Scan the records for the word "name". Copy each line that includes it.

------ Stored data

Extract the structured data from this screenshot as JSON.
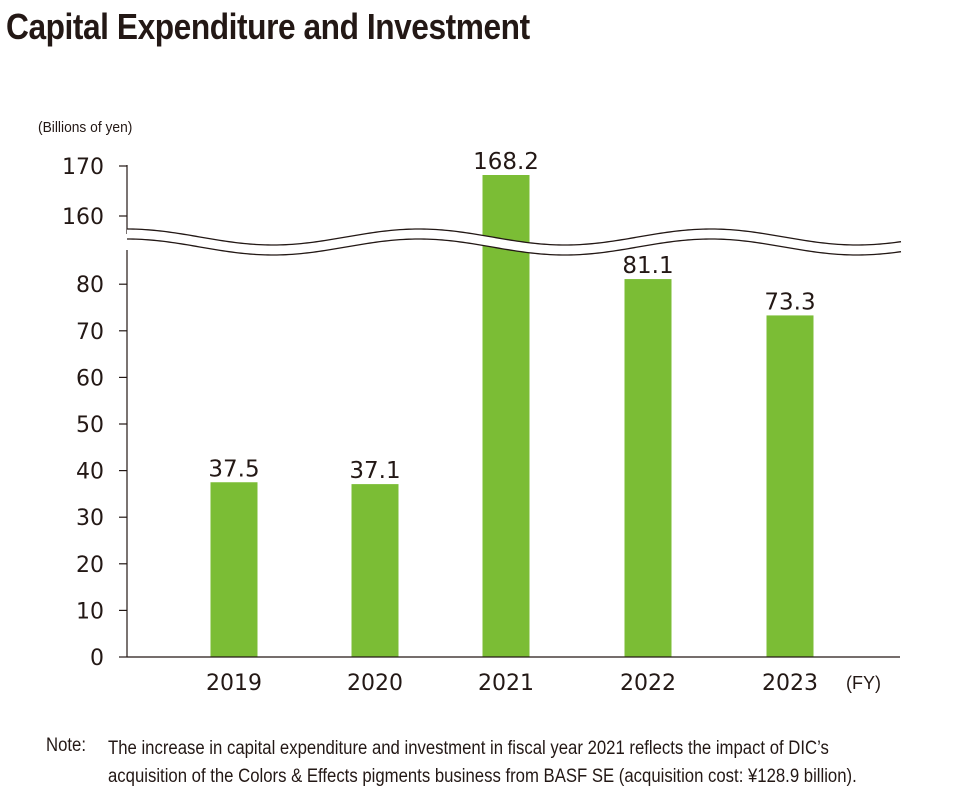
{
  "title": "Capital Expenditure and Investment",
  "note_label": "Note:",
  "note_lines": [
    "The increase in capital expenditure and investment in fiscal year 2021 reflects the impact of DIC’s",
    "acquisition of the Colors & Effects pigments business from BASF SE (acquisition cost: ¥128.9 billion)."
  ],
  "colors": {
    "bar": "#7bbd35",
    "text": "#231815",
    "axis": "#231815"
  },
  "chart_data": {
    "type": "bar",
    "categories": [
      "2019",
      "2020",
      "2021",
      "2022",
      "2023"
    ],
    "values": [
      37.5,
      37.1,
      168.2,
      81.1,
      73.3
    ],
    "value_labels": [
      "37.5",
      "37.1",
      "168.2",
      "81.1",
      "73.3"
    ],
    "ylabel": "(Billions of yen)",
    "xlabel": "(FY)",
    "axis_break": {
      "lower_range": [
        0,
        80
      ],
      "upper_range": [
        160,
        170
      ]
    },
    "yticks_lower": [
      0,
      10,
      20,
      30,
      40,
      50,
      60,
      70,
      80
    ],
    "yticks_upper": [
      160,
      170
    ],
    "grid": false,
    "legend": "none"
  }
}
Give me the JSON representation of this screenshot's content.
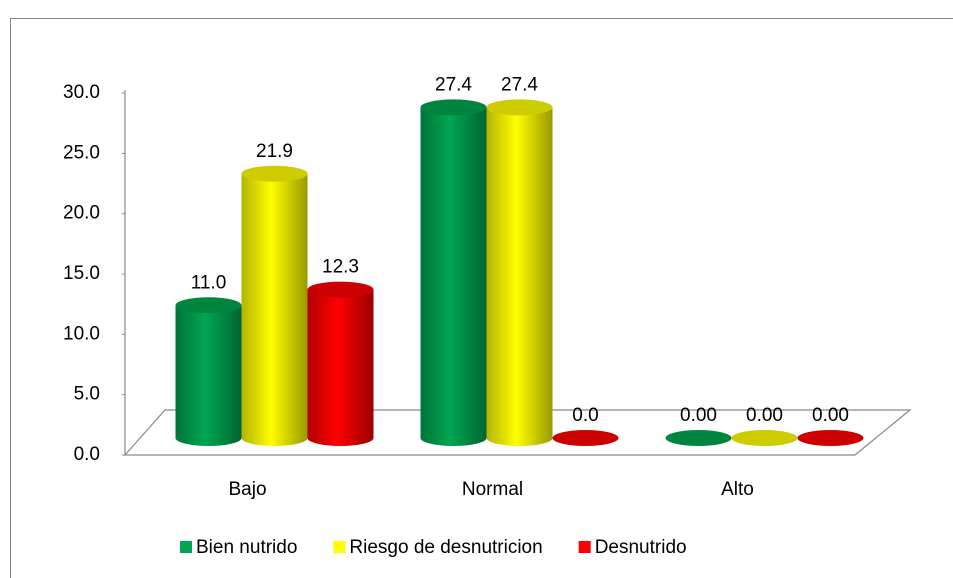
{
  "chart_data": {
    "type": "bar3d",
    "categories": [
      "Bajo",
      "Normal",
      "Alto"
    ],
    "series": [
      {
        "name": "Bien nutrido",
        "color": "#00a651",
        "values": [
          11.0,
          27.4,
          0
        ],
        "value_labels": [
          "11.0",
          "27.4",
          "0.00"
        ]
      },
      {
        "name": "Riesgo de desnutricion",
        "color": "#ffff00",
        "values": [
          21.9,
          27.4,
          0
        ],
        "value_labels": [
          "21.9",
          "27.4",
          "0.00"
        ]
      },
      {
        "name": "Desnutrido",
        "color": "#ff0000",
        "values": [
          12.3,
          0,
          0
        ],
        "value_labels": [
          "12.3",
          "0.0",
          "0.00"
        ]
      }
    ],
    "ylim": [
      0,
      30
    ],
    "yticks": [
      {
        "value": 0,
        "label": "0.0"
      },
      {
        "value": 5,
        "label": "5.0"
      },
      {
        "value": 10,
        "label": "10.0"
      },
      {
        "value": 15,
        "label": "15.0"
      },
      {
        "value": 20,
        "label": "20.0"
      },
      {
        "value": 25,
        "label": "25.0"
      },
      {
        "value": 30,
        "label": "30.0"
      }
    ],
    "legend": "bottom"
  }
}
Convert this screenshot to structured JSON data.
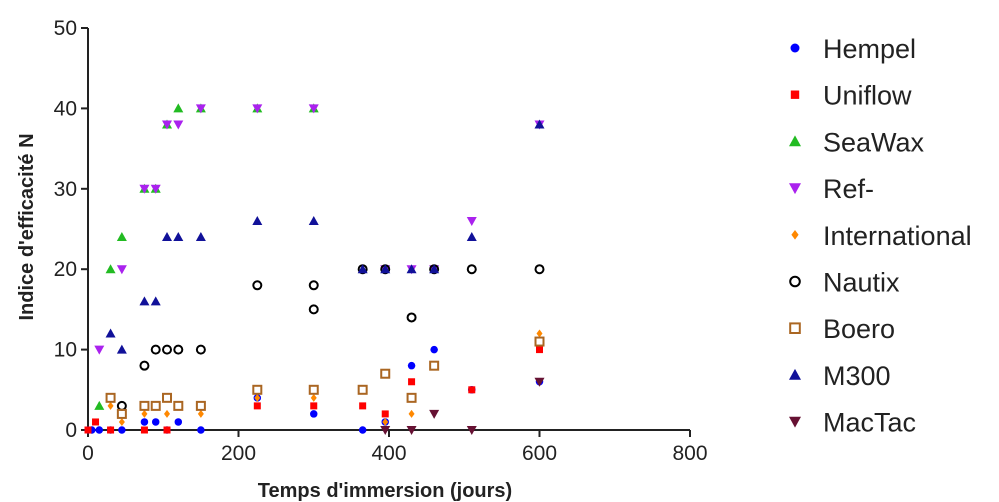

------------

Finished exercise
        "name": "Bien nutrido",
        "name": "Riesgo de desnutricion",
        "name": "Desnutrido",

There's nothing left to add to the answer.